# PROBLEM
Copy every line of the listing that holds the string "friends".

[Collected data]
────
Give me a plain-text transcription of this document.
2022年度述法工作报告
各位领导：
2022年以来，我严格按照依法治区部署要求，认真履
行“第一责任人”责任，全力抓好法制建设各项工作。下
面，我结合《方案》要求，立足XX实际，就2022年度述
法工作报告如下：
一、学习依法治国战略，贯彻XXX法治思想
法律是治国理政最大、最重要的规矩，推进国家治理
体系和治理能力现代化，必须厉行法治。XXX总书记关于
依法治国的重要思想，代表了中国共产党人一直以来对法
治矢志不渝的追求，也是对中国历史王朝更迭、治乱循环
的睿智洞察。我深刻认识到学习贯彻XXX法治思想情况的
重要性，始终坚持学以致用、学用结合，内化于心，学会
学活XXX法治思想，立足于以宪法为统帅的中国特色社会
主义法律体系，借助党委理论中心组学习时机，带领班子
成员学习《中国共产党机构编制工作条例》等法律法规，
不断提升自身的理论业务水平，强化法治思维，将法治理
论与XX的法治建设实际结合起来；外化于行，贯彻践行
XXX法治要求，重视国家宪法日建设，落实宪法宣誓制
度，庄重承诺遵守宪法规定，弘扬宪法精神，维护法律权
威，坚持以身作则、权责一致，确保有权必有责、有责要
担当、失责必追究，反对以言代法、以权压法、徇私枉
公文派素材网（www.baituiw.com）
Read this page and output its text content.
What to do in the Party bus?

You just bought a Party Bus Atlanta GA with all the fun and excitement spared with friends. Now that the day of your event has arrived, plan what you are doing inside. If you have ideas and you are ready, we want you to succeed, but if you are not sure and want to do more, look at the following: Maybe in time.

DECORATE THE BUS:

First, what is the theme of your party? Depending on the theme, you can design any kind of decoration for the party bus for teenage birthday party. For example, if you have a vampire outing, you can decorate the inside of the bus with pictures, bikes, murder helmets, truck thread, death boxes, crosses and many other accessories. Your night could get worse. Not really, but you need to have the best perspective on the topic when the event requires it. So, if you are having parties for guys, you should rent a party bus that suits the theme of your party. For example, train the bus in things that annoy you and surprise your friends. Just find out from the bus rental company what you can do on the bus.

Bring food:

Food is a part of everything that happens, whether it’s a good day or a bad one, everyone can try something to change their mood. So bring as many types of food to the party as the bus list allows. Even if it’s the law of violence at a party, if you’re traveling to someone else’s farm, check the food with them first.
────
# SOLUTION TO THIS EXERCISE
You just bought a Party Bus Atlanta GA with all the fun and excitement spared with friends. Now that the day of your event has arrived, plan what you are doing inside. If you have ideas and you are ready, we want you to succeed, but if you are not sure and want to do more, look at the following: Maybe in time.
First, what is the theme of your party? Depending on the theme, you can design any kind of decoration for the party bus for teenage birthday party. For example, if you have a vampire outing, you can decorate the inside of the bus with pictures, bikes, murder helmets, truck thread, death boxes, crosses and many other accessories. Your night could get worse. Not really, but you need to have the best perspective on the topic when the event requires it. So, if you are having parties for guys, you should rent a party bus that suits the theme of your party. For example, train the bus in things that annoy you and surprise your friends. Just find out from the bus rental company what you can do on the bus.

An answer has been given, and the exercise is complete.